╔══
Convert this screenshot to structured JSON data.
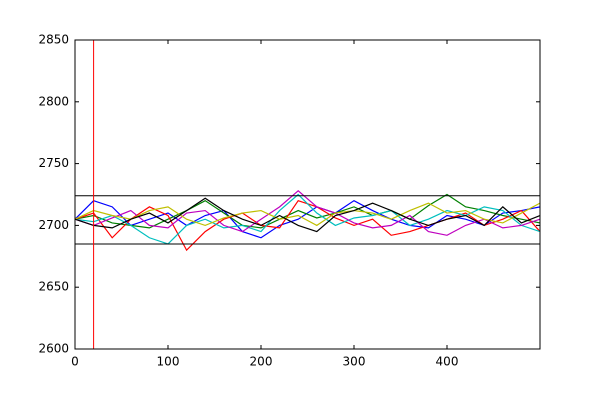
{
  "chart_data": {
    "type": "line",
    "x": [
      0,
      20,
      40,
      60,
      80,
      100,
      120,
      140,
      160,
      180,
      200,
      220,
      240,
      260,
      280,
      300,
      320,
      340,
      360,
      380,
      400,
      420,
      440,
      460,
      480,
      500
    ],
    "series": [
      {
        "color": "#0000ff",
        "values": [
          2705,
          2720,
          2715,
          2700,
          2705,
          2710,
          2700,
          2708,
          2712,
          2695,
          2690,
          2700,
          2705,
          2715,
          2710,
          2720,
          2712,
          2705,
          2700,
          2698,
          2708,
          2705,
          2700,
          2710,
          2712,
          2715
        ]
      },
      {
        "color": "#008000",
        "values": [
          2705,
          2708,
          2702,
          2700,
          2698,
          2705,
          2712,
          2720,
          2710,
          2700,
          2698,
          2705,
          2712,
          2706,
          2710,
          2715,
          2708,
          2712,
          2705,
          2716,
          2725,
          2715,
          2712,
          2708,
          2705,
          2702
        ]
      },
      {
        "color": "#ff0000",
        "values": [
          2705,
          2710,
          2690,
          2705,
          2715,
          2708,
          2680,
          2695,
          2705,
          2710,
          2700,
          2698,
          2720,
          2715,
          2706,
          2700,
          2705,
          2692,
          2695,
          2700,
          2705,
          2710,
          2700,
          2705,
          2712,
          2695
        ]
      },
      {
        "color": "#00bfbf",
        "values": [
          2705,
          2703,
          2708,
          2700,
          2690,
          2685,
          2700,
          2705,
          2698,
          2700,
          2695,
          2712,
          2725,
          2710,
          2700,
          2706,
          2708,
          2712,
          2700,
          2705,
          2712,
          2708,
          2715,
          2712,
          2700,
          2695
        ]
      },
      {
        "color": "#bf00bf",
        "values": [
          2705,
          2700,
          2706,
          2712,
          2700,
          2698,
          2710,
          2712,
          2700,
          2695,
          2705,
          2715,
          2728,
          2715,
          2710,
          2702,
          2698,
          2700,
          2708,
          2695,
          2692,
          2700,
          2705,
          2698,
          2700,
          2705
        ]
      },
      {
        "color": "#bfbf00",
        "values": [
          2705,
          2712,
          2708,
          2705,
          2712,
          2715,
          2705,
          2700,
          2706,
          2710,
          2712,
          2705,
          2708,
          2700,
          2710,
          2712,
          2710,
          2705,
          2712,
          2718,
          2710,
          2712,
          2705,
          2702,
          2710,
          2718
        ]
      },
      {
        "color": "#000000",
        "values": [
          2705,
          2700,
          2698,
          2705,
          2710,
          2702,
          2712,
          2722,
          2712,
          2705,
          2700,
          2708,
          2700,
          2695,
          2708,
          2712,
          2718,
          2712,
          2705,
          2700,
          2705,
          2708,
          2700,
          2715,
          2702,
          2708
        ]
      }
    ],
    "hlines": [
      2724,
      2685
    ],
    "hline_color": "#000000",
    "vline": 20,
    "vline_color": "#ff0000",
    "xlim": [
      0,
      500
    ],
    "xticks": [
      0,
      100,
      200,
      300,
      400
    ],
    "ylim": [
      2600,
      2850
    ],
    "yticks": [
      2600,
      2650,
      2700,
      2750,
      2800,
      2850
    ]
  }
}
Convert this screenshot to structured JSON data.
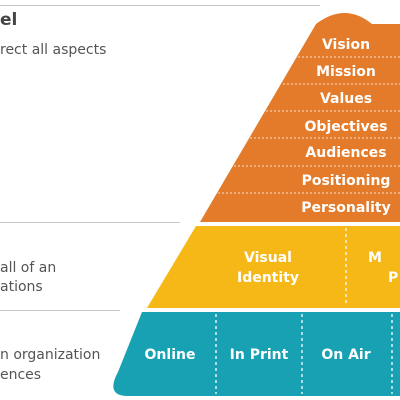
{
  "left_panel": {
    "title_fragment": "el",
    "line1": "rect all aspects",
    "line2a": "all of an",
    "line2b": "ations",
    "line3a": "n organization",
    "line3b": "ences"
  },
  "pyramid": {
    "top_tier": [
      "Vision",
      "Mission",
      "Values",
      "Objectives",
      "Audiences",
      "Positioning",
      "Personality"
    ],
    "middle_tier": {
      "cell1_line1": "Visual",
      "cell1_line2": "Identity",
      "cell2_line1": "M",
      "cell2_line2": "P"
    },
    "bottom_tier": [
      "Online",
      "In Print",
      "On Air"
    ]
  },
  "colors": {
    "orange": "#E47B2A",
    "yellow": "#F6B817",
    "teal": "#17A1B2",
    "text_gray": "#555555",
    "line_gray": "#C8C8C8"
  }
}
╚══
INSTRUCTION:
Reproduce the full listing faithfully, but do not carry over any pictures.

SOLUTION TO THIS EXERCISE:
Convert this screenshot to structured JSON data.
{
  "chart_data": {
    "type": "line",
    "x": [
      0,
      20,
      40,
      60,
      80,
      100,
      120,
      140,
      160,
      180,
      200,
      220,
      240,
      260,
      280,
      300,
      320,
      340,
      360,
      380,
      400,
      420,
      440,
      460,
      480,
      500
    ],
    "series": [
      {
        "color": "#0000ff",
        "values": [
          2705,
          2720,
          2715,
          2700,
          2705,
          2710,
          2700,
          2708,
          2712,
          2695,
          2690,
          2700,
          2705,
          2715,
          2710,
          2720,
          2712,
          2705,
          2700,
          2698,
          2708,
          2705,
          2700,
          2710,
          2712,
          2715
        ]
      },
      {
        "color": "#008000",
        "values": [
          2705,
          2708,
          2702,
          2700,
          2698,
          2705,
          2712,
          2720,
          2710,
          2700,
          2698,
          2705,
          2712,
          2706,
          2710,
          2715,
          2708,
          2712,
          2705,
          2716,
          2725,
          2715,
          2712,
          2708,
          2705,
          2702
        ]
      },
      {
        "color": "#ff0000",
        "values": [
          2705,
          2710,
          2690,
          2705,
          2715,
          2708,
          2680,
          2695,
          2705,
          2710,
          2700,
          2698,
          2720,
          2715,
          2706,
          2700,
          2705,
          2692,
          2695,
          2700,
          2705,
          2710,
          2700,
          2705,
          2712,
          2695
        ]
      },
      {
        "color": "#00bfbf",
        "values": [
          2705,
          2703,
          2708,
          2700,
          2690,
          2685,
          2700,
          2705,
          2698,
          2700,
          2695,
          2712,
          2725,
          2710,
          2700,
          2706,
          2708,
          2712,
          2700,
          2705,
          2712,
          2708,
          2715,
          2712,
          2700,
          2695
        ]
      },
      {
        "color": "#bf00bf",
        "values": [
          2705,
          2700,
          2706,
          2712,
          2700,
          2698,
          2710,
          2712,
          2700,
          2695,
          2705,
          2715,
          2728,
          2715,
          2710,
          2702,
          2698,
          2700,
          2708,
          2695,
          2692,
          2700,
          2705,
          2698,
          2700,
          2705
        ]
      },
      {
        "color": "#bfbf00",
        "values": [
          2705,
          2712,
          2708,
          2705,
          2712,
          2715,
          2705,
          2700,
          2706,
          2710,
          2712,
          2705,
          2708,
          2700,
          2710,
          2712,
          2710,
          2705,
          2712,
          2718,
          2710,
          2712,
          2705,
          2702,
          2710,
          2718
        ]
      },
      {
        "color": "#000000",
        "values": [
          2705,
          2700,
          2698,
          2705,
          2710,
          2702,
          2712,
          2722,
          2712,
          2705,
          2700,
          2708,
          2700,
          2695,
          2708,
          2712,
          2718,
          2712,
          2705,
          2700,
          2705,
          2708,
          2700,
          2715,
          2702,
          2708
        ]
      }
    ],
    "hlines": [
      2724,
      2685
    ],
    "hline_color": "#000000",
    "vline": 20,
    "vline_color": "#ff0000",
    "xlim": [
      0,
      500
    ],
    "xticks": [
      0,
      100,
      200,
      300,
      400
    ],
    "ylim": [
      2600,
      2850
    ],
    "yticks": [
      2600,
      2650,
      2700,
      2750,
      2800,
      2850
    ]
  }
}
Convert this screenshot to structured JSON data.
{
  "left_panel": {
    "title_fragment": "el",
    "line1": "rect all aspects",
    "line2a": "all of an",
    "line2b": "ations",
    "line3a": "n organization",
    "line3b": "ences"
  },
  "pyramid": {
    "top_tier": [
      "Vision",
      "Mission",
      "Values",
      "Objectives",
      "Audiences",
      "Positioning",
      "Personality"
    ],
    "middle_tier": {
      "cell1_line1": "Visual",
      "cell1_line2": "Identity",
      "cell2_line1": "M",
      "cell2_line2": "P"
    },
    "bottom_tier": [
      "Online",
      "In Print",
      "On Air"
    ]
  },
  "colors": {
    "orange": "#E47B2A",
    "yellow": "#F6B817",
    "teal": "#17A1B2",
    "text_gray": "#555555",
    "line_gray": "#C8C8C8"
  }
}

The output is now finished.